▶ _TO DO_
Copy out all lines that hold "color".

▶ _THE RECORDS_
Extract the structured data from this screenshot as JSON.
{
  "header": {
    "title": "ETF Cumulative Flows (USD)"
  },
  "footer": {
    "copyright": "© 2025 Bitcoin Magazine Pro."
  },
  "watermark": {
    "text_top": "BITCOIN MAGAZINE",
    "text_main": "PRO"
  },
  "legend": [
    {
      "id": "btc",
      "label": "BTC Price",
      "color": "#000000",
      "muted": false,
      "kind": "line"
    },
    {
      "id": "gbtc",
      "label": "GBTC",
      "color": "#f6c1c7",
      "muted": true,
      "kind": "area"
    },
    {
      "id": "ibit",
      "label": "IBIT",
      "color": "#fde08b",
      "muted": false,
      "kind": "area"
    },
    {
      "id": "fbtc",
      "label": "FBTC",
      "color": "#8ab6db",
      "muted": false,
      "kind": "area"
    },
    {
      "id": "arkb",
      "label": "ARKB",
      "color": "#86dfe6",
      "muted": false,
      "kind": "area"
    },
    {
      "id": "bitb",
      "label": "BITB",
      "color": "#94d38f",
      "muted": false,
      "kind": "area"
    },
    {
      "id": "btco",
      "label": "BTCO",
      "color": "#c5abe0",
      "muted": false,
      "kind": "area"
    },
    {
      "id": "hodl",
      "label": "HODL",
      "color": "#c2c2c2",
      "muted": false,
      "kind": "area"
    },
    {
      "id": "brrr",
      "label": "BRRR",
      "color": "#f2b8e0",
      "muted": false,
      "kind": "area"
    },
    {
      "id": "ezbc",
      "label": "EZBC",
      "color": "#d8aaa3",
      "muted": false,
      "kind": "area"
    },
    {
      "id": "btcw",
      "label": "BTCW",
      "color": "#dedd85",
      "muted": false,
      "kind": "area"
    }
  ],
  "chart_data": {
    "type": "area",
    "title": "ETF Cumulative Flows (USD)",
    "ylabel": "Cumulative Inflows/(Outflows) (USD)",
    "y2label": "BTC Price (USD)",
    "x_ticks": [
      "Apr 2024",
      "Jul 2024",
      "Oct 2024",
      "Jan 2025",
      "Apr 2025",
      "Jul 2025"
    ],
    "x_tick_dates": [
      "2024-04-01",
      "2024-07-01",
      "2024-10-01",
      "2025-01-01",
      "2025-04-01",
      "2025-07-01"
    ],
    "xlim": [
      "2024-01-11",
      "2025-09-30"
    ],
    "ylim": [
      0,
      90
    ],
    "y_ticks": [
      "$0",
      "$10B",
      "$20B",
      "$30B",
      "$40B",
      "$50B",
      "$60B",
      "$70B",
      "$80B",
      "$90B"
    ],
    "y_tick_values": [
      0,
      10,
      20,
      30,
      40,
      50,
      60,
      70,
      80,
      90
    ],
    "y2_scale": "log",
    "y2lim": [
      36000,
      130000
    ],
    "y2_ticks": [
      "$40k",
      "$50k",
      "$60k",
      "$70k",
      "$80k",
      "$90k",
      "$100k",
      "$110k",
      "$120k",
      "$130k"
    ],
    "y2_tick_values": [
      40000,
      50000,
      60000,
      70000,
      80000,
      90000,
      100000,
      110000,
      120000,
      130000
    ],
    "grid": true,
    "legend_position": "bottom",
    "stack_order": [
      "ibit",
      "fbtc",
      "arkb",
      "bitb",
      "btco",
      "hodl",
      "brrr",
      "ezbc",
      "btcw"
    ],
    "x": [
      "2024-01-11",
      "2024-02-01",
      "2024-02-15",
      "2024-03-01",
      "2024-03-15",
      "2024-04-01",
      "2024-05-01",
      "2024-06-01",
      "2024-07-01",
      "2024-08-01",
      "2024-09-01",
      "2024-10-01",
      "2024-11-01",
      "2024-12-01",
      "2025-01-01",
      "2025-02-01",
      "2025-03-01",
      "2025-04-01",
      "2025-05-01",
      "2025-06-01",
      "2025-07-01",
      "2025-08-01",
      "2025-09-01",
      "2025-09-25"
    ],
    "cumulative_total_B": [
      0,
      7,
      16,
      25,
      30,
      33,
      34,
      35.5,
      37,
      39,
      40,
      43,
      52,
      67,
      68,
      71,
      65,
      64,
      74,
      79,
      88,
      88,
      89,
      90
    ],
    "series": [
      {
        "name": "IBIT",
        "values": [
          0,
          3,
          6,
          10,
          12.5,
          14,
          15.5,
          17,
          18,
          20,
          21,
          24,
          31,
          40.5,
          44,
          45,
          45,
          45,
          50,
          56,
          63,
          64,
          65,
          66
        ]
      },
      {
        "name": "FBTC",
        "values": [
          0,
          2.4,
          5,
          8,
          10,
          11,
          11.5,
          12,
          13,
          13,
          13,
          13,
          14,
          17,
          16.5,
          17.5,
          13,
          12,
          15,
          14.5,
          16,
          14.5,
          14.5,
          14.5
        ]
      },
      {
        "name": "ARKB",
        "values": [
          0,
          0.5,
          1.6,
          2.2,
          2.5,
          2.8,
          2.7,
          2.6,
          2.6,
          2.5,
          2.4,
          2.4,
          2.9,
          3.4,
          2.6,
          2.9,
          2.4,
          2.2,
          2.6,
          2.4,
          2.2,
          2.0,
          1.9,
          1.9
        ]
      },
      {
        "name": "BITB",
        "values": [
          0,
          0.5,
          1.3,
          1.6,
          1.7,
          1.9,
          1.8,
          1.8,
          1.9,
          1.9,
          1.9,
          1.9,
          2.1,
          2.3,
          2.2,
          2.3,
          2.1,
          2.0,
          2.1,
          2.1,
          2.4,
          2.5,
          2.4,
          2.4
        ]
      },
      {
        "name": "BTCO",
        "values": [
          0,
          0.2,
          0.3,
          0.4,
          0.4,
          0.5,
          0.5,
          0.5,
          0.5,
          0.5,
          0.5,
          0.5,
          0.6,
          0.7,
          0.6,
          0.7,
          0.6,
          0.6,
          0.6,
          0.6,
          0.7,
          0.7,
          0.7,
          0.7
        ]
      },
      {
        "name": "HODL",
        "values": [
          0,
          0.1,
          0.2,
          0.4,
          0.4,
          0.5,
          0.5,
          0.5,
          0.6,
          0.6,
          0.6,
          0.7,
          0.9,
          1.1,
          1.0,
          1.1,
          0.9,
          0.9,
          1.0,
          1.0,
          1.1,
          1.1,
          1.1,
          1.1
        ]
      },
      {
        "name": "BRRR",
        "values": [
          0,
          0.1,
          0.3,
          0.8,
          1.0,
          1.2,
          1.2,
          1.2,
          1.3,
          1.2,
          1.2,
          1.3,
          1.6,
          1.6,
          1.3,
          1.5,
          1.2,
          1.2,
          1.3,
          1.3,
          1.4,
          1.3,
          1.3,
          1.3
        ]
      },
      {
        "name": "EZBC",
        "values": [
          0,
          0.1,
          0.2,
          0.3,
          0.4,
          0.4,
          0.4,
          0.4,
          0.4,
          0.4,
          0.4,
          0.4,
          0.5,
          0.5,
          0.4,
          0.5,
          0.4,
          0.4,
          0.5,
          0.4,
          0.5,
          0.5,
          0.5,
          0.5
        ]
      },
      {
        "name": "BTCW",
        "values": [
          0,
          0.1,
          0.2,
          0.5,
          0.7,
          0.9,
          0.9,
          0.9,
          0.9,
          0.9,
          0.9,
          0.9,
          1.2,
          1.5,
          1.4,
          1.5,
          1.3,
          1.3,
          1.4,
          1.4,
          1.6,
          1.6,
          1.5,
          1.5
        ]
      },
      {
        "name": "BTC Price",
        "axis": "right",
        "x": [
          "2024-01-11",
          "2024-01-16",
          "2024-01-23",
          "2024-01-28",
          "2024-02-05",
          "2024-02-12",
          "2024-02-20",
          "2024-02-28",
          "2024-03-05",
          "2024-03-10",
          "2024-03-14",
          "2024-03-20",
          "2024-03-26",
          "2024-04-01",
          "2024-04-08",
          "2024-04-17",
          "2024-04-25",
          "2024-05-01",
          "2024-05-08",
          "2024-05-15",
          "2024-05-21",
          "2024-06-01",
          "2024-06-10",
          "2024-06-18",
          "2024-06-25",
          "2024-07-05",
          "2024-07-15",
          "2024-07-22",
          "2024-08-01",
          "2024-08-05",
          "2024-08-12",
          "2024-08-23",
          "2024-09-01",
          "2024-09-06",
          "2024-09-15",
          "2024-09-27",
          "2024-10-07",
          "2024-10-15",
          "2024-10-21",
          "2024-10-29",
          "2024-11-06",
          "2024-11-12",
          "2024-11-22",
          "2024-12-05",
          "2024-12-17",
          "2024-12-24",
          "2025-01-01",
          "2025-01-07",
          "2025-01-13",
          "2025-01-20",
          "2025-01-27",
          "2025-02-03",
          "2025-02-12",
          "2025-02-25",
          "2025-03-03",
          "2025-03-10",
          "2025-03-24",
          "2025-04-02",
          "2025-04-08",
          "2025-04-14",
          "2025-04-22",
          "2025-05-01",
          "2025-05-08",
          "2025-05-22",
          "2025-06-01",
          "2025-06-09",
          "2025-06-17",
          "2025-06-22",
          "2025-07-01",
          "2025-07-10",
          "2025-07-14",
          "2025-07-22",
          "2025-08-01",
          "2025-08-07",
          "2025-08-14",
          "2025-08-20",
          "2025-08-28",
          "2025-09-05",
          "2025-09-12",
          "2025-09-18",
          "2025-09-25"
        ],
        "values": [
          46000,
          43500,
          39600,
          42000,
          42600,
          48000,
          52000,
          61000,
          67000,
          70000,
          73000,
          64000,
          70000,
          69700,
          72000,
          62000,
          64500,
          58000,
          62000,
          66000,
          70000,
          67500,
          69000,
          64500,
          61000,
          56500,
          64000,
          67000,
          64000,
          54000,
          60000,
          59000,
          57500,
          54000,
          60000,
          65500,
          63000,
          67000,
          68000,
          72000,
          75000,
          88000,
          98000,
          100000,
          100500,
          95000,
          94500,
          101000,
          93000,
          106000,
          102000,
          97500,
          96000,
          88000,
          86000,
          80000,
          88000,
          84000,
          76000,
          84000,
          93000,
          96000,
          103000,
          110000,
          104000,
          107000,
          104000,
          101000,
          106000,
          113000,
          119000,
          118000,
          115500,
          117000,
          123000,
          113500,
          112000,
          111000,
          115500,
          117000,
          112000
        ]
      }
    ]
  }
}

▶ _RESPONSE TO THE TASK_
      "color": "#000000",
      "color": "#f6c1c7",
      "color": "#fde08b",
      "color": "#8ab6db",
      "color": "#86dfe6",
      "color": "#94d38f",
      "color": "#c5abe0",
      "color": "#c2c2c2",
      "color": "#f2b8e0",
      "color": "#d8aaa3",
      "color": "#dedd85",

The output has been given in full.